*TASK INSTRUCTIONS:* In the article below on FinCEN's penalty against Caesars Palace, what audit did the investigation grow out of?

United States: FinCEN Announces Caesars Penalty After Multiyear Investigation

Last Updated: September 17 2015
Article by Jeffrey M. Hanna and J. Patrick Rowan

This week the Financial Crimes Enforcement Network (FinCEN) announced a Consent Agreement that imposed an $8 million civil penalty against Desert Palace, Inc. d/b/a Caesars Palace. Caesars first disclosed the investigation in SEC filings in late 2013. The investigation grew out of a 2012 audit performed by FinCEN's examiner, the Internal Revenue Service Small Business/Self-Employed Division (IRS SB/SE).

In addition to the penalty, the Agreement made factual determinations and imposed "undertakings" – remedial measures – intended to bring Caesars into compliance with the requirements of the Bank Secrecy Act (BSA) and its implementing regulations under Title 31. The emphasis on the undertakings is consistent with FinCEN's remedial enforcement approach, and it is conceivable that the cost of the undertakings will exceed the fine. In addition, FinCEN identified many compliance concerns. Accordingly, the Agreement contains plenty of issues for compliance professionals to consider in assessing their own anti-money laundering (AML) programs.

Factual Determinations

FinCEN found that Caesars willfully violated the BSA's requirements (1) to develop and implement a reasonably designed AML program, and (2) to report suspicious activity.

Violations of the Requirement to Develop and Implement an Effective AML Program

While identifying a number of violations, FinCEN focused on "severely deficient internal controls" for private gaming salons and the failure to monitor branch offices for suspicious transactions in marketing the private salons. FinCEN noted that both "catered to the casino's wealthiest – and riskiest – clientele." These deficiencies caused a "blind spot" in the compliance program. Following is a summary of the factual determinations found in the Agreement.

Internal Controls

  • Private Gaming Salons. Caesars "creat[ed] the opportunity for unknown patrons" to gamble significant sums anonymously by permitting "team play" or a shared/common bankroll in the salons. By permitting guests to play from the primary player's front money or credit line, Caesars did not identify the other gaming patron(s), thereby potentially "frustrating recordkeeping and reporting requirements."

*DATASET EXTRACT:*
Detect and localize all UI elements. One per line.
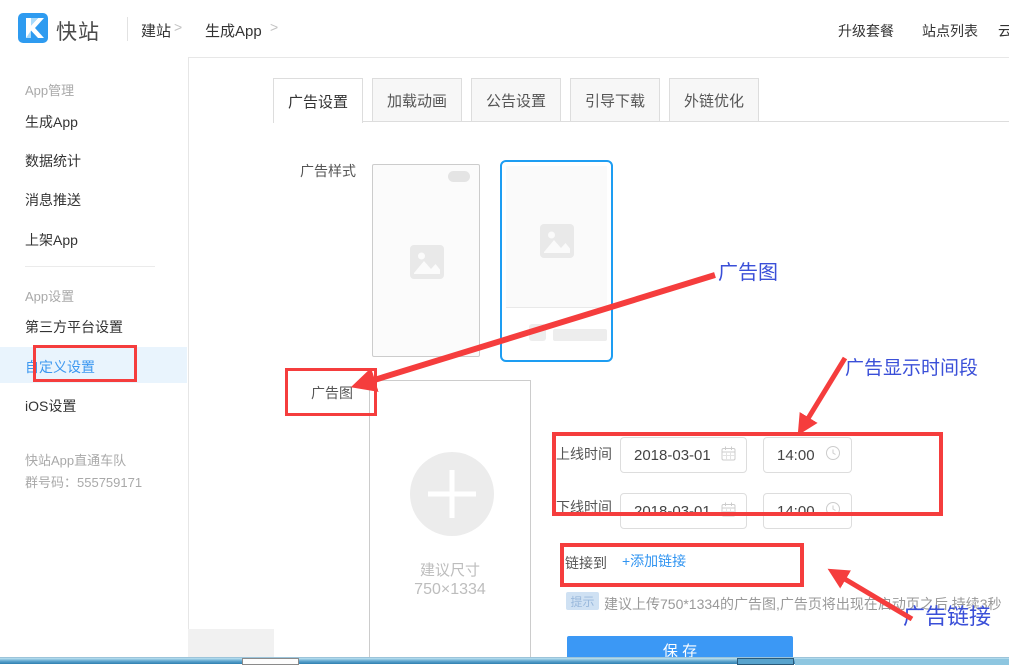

*ANSWER TO THIS PROBLEM:* A 2012 audit performed by FinCEN's examiner, the Internal Revenue Service Small Business/Self-Employed Division (IRS SB/SE).